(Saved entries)
+ + + + +

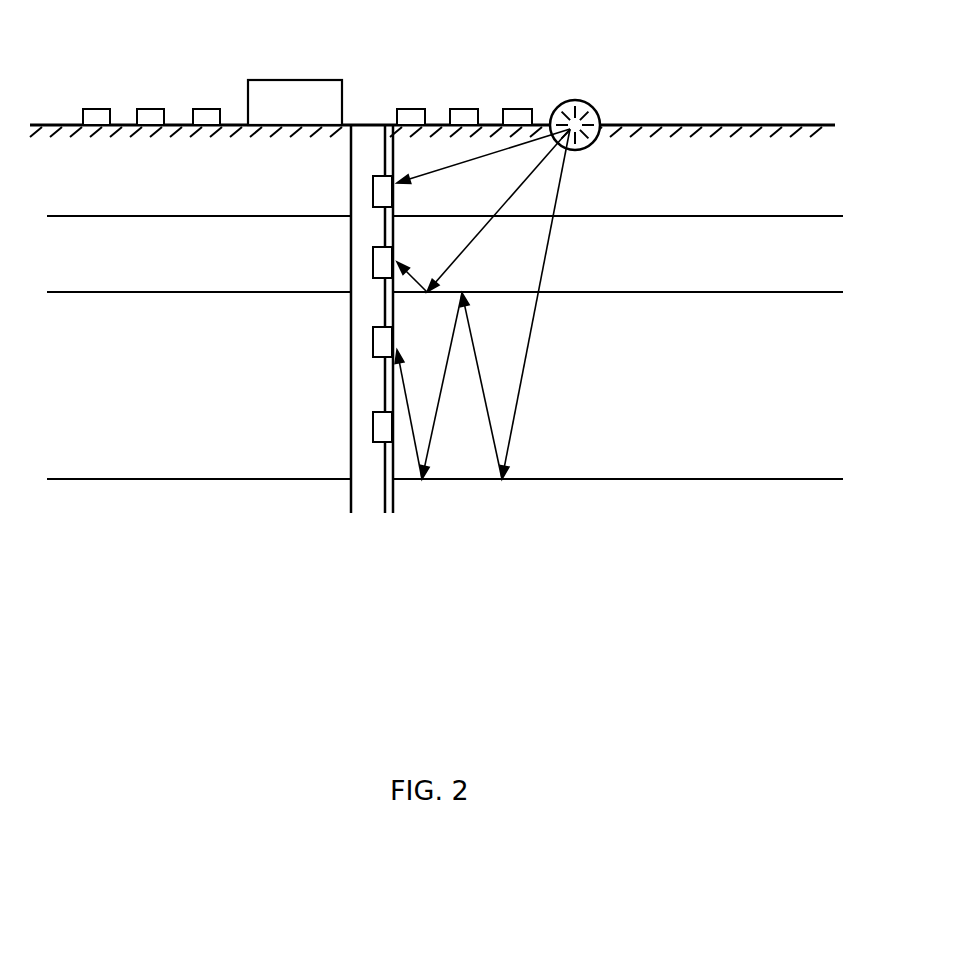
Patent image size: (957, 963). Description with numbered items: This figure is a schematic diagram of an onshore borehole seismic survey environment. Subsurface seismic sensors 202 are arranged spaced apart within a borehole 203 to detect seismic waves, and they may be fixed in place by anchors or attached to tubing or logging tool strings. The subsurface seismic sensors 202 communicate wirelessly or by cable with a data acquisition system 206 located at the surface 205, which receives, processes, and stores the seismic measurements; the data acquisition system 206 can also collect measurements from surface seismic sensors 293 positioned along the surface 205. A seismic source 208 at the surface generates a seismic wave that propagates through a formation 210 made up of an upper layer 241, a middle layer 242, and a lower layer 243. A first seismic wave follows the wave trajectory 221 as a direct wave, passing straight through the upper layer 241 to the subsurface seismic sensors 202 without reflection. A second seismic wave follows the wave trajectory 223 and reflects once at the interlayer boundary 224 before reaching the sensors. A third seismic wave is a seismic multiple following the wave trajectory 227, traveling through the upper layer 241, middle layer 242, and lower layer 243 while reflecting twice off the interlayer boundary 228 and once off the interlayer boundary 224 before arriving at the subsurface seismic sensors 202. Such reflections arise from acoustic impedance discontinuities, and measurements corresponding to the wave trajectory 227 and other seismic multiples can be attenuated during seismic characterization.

The subsurface seismic sensors 202 is at (373, 191).
The borehole 203 is at (350, 465).
The surface 205 is at (778, 125).
The data acquisition system 206 is at (260, 80).
The seismic source 208 is at (591, 104).
The formation 210 is at (486, 302).
The wave trajectory 221 is at (418, 180).
The wave trajectory 223 is at (452, 271).
The interlayer boundary 224 is at (581, 291).
The wave trajectory 227 is at (524, 382).
The interlayer boundary 228 is at (613, 478).
The upper layer 241 is at (718, 192).
The middle layer 242 is at (445, 267).
The lower layer 243 is at (445, 427).
The surface seismic sensors 293 is at (97, 109).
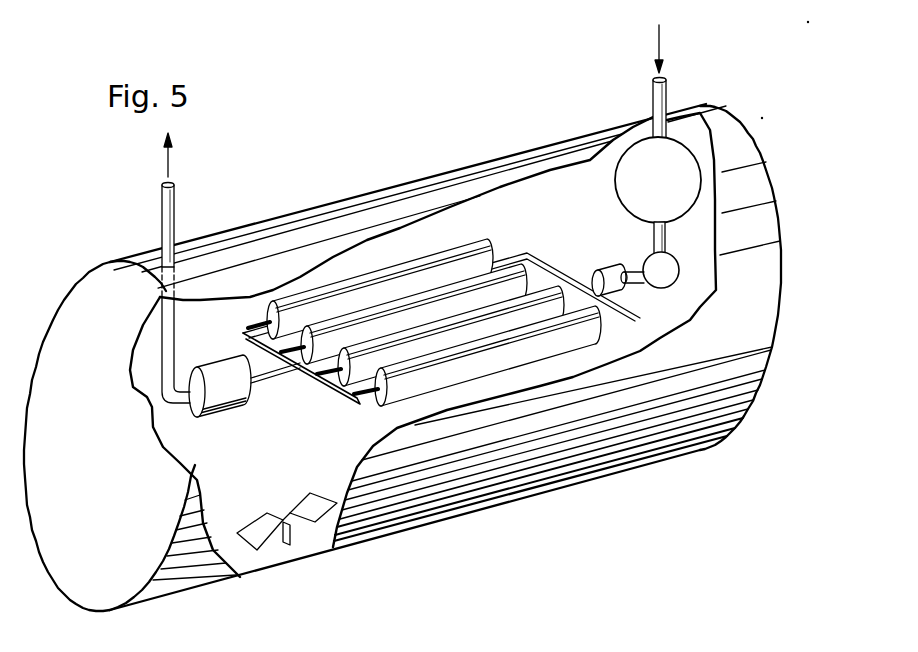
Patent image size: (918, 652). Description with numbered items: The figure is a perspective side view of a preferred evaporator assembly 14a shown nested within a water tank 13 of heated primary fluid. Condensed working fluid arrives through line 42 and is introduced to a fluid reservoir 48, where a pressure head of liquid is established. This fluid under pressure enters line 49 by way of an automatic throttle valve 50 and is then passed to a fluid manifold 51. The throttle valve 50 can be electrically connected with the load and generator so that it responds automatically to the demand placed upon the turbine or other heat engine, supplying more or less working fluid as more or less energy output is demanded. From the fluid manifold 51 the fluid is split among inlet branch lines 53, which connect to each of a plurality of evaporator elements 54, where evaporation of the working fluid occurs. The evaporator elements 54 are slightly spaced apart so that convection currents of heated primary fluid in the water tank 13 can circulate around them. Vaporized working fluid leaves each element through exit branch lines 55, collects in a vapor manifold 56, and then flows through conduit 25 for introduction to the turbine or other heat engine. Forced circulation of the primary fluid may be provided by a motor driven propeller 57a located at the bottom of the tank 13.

The water tank 13 is at (583, 434).
The evaporator assembly 14a is at (487, 215).
The conduit 25 is at (176, 207).
The line 42 is at (652, 97).
The fluid reservoir 48 is at (618, 186).
The line 49 is at (640, 285).
The automatic throttle valve 50 is at (673, 258).
The fluid manifold 51 is at (612, 265).
The inlet branch lines 53 is at (543, 257).
The evaporator elements 54 is at (500, 347).
The exit branch lines 55 is at (337, 396).
The vapor manifold 56 is at (221, 405).
The motor driven propeller 57a is at (280, 518).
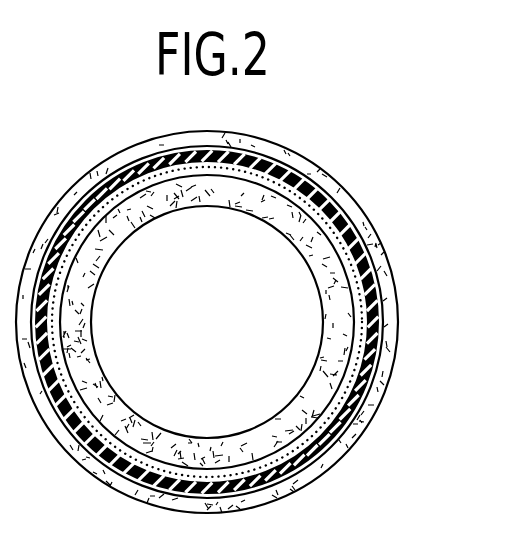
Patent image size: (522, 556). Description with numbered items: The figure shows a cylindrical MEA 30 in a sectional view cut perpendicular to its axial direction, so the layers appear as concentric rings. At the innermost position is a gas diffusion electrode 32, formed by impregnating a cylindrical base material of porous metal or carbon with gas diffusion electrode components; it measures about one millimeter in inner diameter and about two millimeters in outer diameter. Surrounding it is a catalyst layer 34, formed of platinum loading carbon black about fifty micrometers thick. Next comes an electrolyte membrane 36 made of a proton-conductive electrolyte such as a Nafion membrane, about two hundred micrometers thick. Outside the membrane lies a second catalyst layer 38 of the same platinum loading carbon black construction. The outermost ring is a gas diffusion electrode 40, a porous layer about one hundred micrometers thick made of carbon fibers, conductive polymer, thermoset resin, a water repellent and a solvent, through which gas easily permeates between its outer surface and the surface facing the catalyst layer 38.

The cylindrical MEA 30 is at (380, 184).
The gas diffusion electrode 32 is at (330, 301).
The catalyst layer 34 is at (356, 352).
The electrolyte membrane 36 is at (283, 466).
The catalyst layer 38 is at (378, 369).
The gas diffusion electrode 40 is at (388, 301).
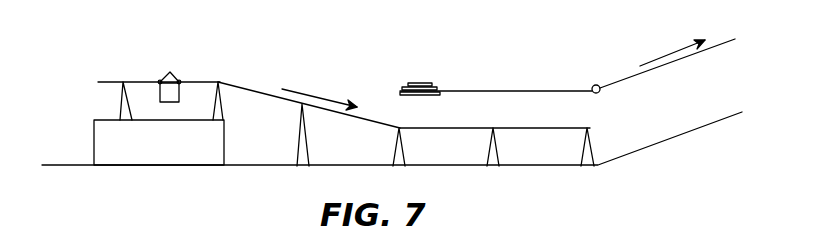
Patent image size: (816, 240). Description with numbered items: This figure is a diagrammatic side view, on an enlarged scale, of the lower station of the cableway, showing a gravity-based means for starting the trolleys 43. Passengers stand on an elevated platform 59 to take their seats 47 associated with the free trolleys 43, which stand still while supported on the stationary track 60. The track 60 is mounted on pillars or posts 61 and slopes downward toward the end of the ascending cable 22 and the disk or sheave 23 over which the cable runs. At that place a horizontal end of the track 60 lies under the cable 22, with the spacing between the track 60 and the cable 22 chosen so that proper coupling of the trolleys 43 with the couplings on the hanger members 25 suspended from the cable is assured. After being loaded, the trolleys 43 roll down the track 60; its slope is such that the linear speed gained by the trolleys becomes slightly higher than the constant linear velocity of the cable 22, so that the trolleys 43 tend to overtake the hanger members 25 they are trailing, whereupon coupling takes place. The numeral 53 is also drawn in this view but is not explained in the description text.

+ + + + +

Goal of the exercise:
Copy every row above word for word, leaving out the pictures.

The reply:
Patent image size: (957, 963). Description with numbered items: This figure is a schematic diagram of an onshore borehole seismic survey environment. Subsurface seismic sensors 202 are arranged spaced apart within a borehole 203 to detect seismic waves, and they may be fixed in place by anchors or attached to tubing or logging tool strings. The subsurface seismic sensors 202 communicate wirelessly or by cable with a data acquisition system 206 located at the surface 205, which receives, processes, and stores the seismic measurements; the data acquisition system 206 can also collect measurements from surface seismic sensors 293 positioned along the surface 205. A seismic source 208 at the surface generates a seismic wave that propagates through a formation 210 made up of an upper layer 241, a middle layer 242, and a lower layer 243. A first seismic wave follows the wave trajectory 221 as a direct wave, passing straight through the upper layer 241 to the subsurface seismic sensors 202 without reflection. A second seismic wave follows the wave trajectory 223 and reflects once at the interlayer boundary 224 before reaching the sensors. A third seismic wave is a seismic multiple following the wave trajectory 227, traveling through the upper layer 241, middle layer 242, and lower layer 243 while reflecting twice off the interlayer boundary 228 and once off the interlayer boundary 224 before arriving at the subsurface seismic sensors 202. Such reflections arise from acoustic impedance discontinuities, and measurements corresponding to the wave trajectory 227 and other seismic multiples can be attenuated during seismic characterization.

The subsurface seismic sensors 202 is at (373, 191).
The borehole 203 is at (350, 465).
The surface 205 is at (778, 125).
The data acquisition system 206 is at (260, 80).
The seismic source 208 is at (591, 104).
The formation 210 is at (486, 302).
The wave trajectory 221 is at (418, 180).
The wave trajectory 223 is at (452, 271).
The interlayer boundary 224 is at (581, 291).
The wave trajectory 227 is at (524, 382).
The interlayer boundary 228 is at (613, 478).
The upper layer 241 is at (718, 192).
The middle layer 242 is at (445, 267).
The lower layer 243 is at (445, 427).
The surface seismic sensors 293 is at (97, 109).
Patent image size: (918, 652). Description with numbered items: The figure is a perspective side view of a preferred evaporator assembly 14a shown nested within a water tank 13 of heated primary fluid. Condensed working fluid arrives through line 42 and is introduced to a fluid reservoir 48, where a pressure head of liquid is established. This fluid under pressure enters line 49 by way of an automatic throttle valve 50 and is then passed to a fluid manifold 51. The throttle valve 50 can be electrically connected with the load and generator so that it responds automatically to the demand placed upon the turbine or other heat engine, supplying more or less working fluid as more or less energy output is demanded. From the fluid manifold 51 the fluid is split among inlet branch lines 53, which connect to each of a plurality of evaporator elements 54, where evaporation of the working fluid occurs. The evaporator elements 54 are slightly spaced apart so that convection currents of heated primary fluid in the water tank 13 can circulate around them. Vaporized working fluid leaves each element through exit branch lines 55, collects in a vapor manifold 56, and then flows through conduit 25 for introduction to the turbine or other heat engine. Forced circulation of the primary fluid may be provided by a motor driven propeller 57a located at the bottom of the tank 13.

The water tank 13 is at (583, 434).
The evaporator assembly 14a is at (487, 215).
The conduit 25 is at (176, 207).
The line 42 is at (652, 97).
The fluid reservoir 48 is at (618, 186).
The line 49 is at (640, 285).
The automatic throttle valve 50 is at (673, 258).
The fluid manifold 51 is at (612, 265).
The inlet branch lines 53 is at (543, 257).
The evaporator elements 54 is at (500, 347).
The exit branch lines 55 is at (337, 396).
The vapor manifold 56 is at (221, 405).
The motor driven propeller 57a is at (280, 518).
Patent image size: (522, 556). Description with numbered items: The figure shows a cylindrical MEA 30 in a sectional view cut perpendicular to its axial direction, so the layers appear as concentric rings. At the innermost position is a gas diffusion electrode 32, formed by impregnating a cylindrical base material of porous metal or carbon with gas diffusion electrode components; it measures about one millimeter in inner diameter and about two millimeters in outer diameter. Surrounding it is a catalyst layer 34, formed of platinum loading carbon black about fifty micrometers thick. Next comes an electrolyte membrane 36 made of a proton-conductive electrolyte such as a Nafion membrane, about two hundred micrometers thick. Outside the membrane lies a second catalyst layer 38 of the same platinum loading carbon black construction. The outermost ring is a gas diffusion electrode 40, a porous layer about one hundred micrometers thick made of carbon fibers, conductive polymer, thermoset resin, a water repellent and a solvent, through which gas easily permeates between its outer surface and the surface facing the catalyst layer 38.

The cylindrical MEA 30 is at (380, 184).
The gas diffusion electrode 32 is at (330, 301).
The catalyst layer 34 is at (356, 352).
The electrolyte membrane 36 is at (283, 466).
The catalyst layer 38 is at (378, 369).
The gas diffusion electrode 40 is at (388, 301).
Patent image size: (816, 240). Description with numbered items: This figure is a diagrammatic side view, on an enlarged scale, of the lower station of the cableway, showing a gravity-based means for starting the trolleys 43. Passengers stand on an elevated platform 59 to take their seats 47 associated with the free trolleys 43, which stand still while supported on the stationary track 60. The track 60 is mounted on pillars or posts 61 and slopes downward toward the end of the ascending cable 22 and the disk or sheave 23 over which the cable runs. At that place a horizontal end of the track 60 lies under the cable 22, with the spacing between the track 60 and the cable 22 chosen so that proper coupling of the trolleys 43 with the couplings on the hanger members 25 suspended from the cable is assured. After being loaded, the trolleys 43 roll down the track 60; its slope is such that the linear speed gained by the trolleys becomes slightly higher than the constant linear velocity of the cable 22, so that the trolleys 43 tend to overtake the hanger members 25 they are trailing, whereupon coupling takes place. The numeral 53 is also drawn in this view but is not explained in the description text.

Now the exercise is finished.